| EXERCISE MATERIAL |

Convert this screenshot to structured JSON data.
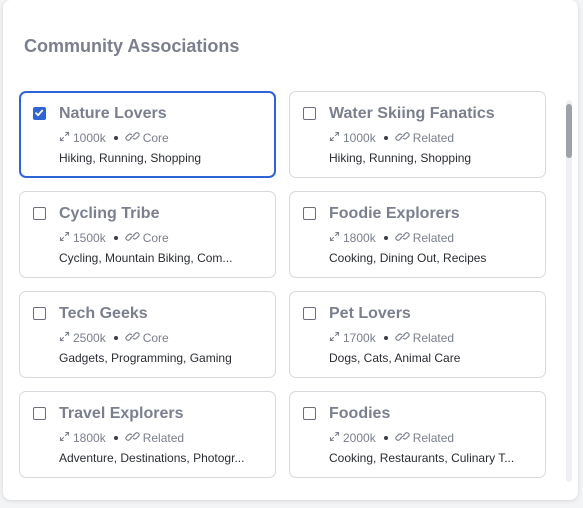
{
  "panel": {
    "title": "Community Associations"
  },
  "cards": [
    {
      "name": "Nature Lovers",
      "size": "1000k",
      "relation": "Core",
      "tags": "Hiking, Running, Shopping",
      "checked": true
    },
    {
      "name": "Water Skiing Fanatics",
      "size": "1000k",
      "relation": "Related",
      "tags": "Hiking, Running, Shopping",
      "checked": false
    },
    {
      "name": "Cycling Tribe",
      "size": "1500k",
      "relation": "Core",
      "tags": "Cycling, Mountain Biking, Com...",
      "checked": false
    },
    {
      "name": "Foodie Explorers",
      "size": "1800k",
      "relation": "Related",
      "tags": "Cooking, Dining Out, Recipes",
      "checked": false
    },
    {
      "name": "Tech Geeks",
      "size": "2500k",
      "relation": "Core",
      "tags": "Gadgets, Programming, Gaming",
      "checked": false
    },
    {
      "name": "Pet Lovers",
      "size": "1700k",
      "relation": "Related",
      "tags": "Dogs, Cats, Animal Care",
      "checked": false
    },
    {
      "name": "Travel Explorers",
      "size": "1800k",
      "relation": "Related",
      "tags": "Adventure, Destinations, Photogr...",
      "checked": false
    },
    {
      "name": "Foodies",
      "size": "2000k",
      "relation": "Related",
      "tags": "Cooking, Restaurants, Culinary T...",
      "checked": false
    }
  ],
  "icons": {
    "size": "expand-arrows-icon",
    "relation": "link-icon",
    "checkbox": "checkmark-icon"
  },
  "colors": {
    "accent": "#2f64d6",
    "muted_text": "#7b7f8e",
    "body_text": "#2a2d33",
    "border": "#d7d9de"
  }
}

| EXERCISE INSTRUCTIONS |
Collect each line above holding the string "size".

| SOLUTION FOR THIS TASK |
      "size": "1000k",
      "size": "1000k",
      "size": "1500k",
      "size": "1800k",
      "size": "2500k",
      "size": "1700k",
      "size": "1800k",
      "size": "2000k",
    "size": "expand-arrows-icon",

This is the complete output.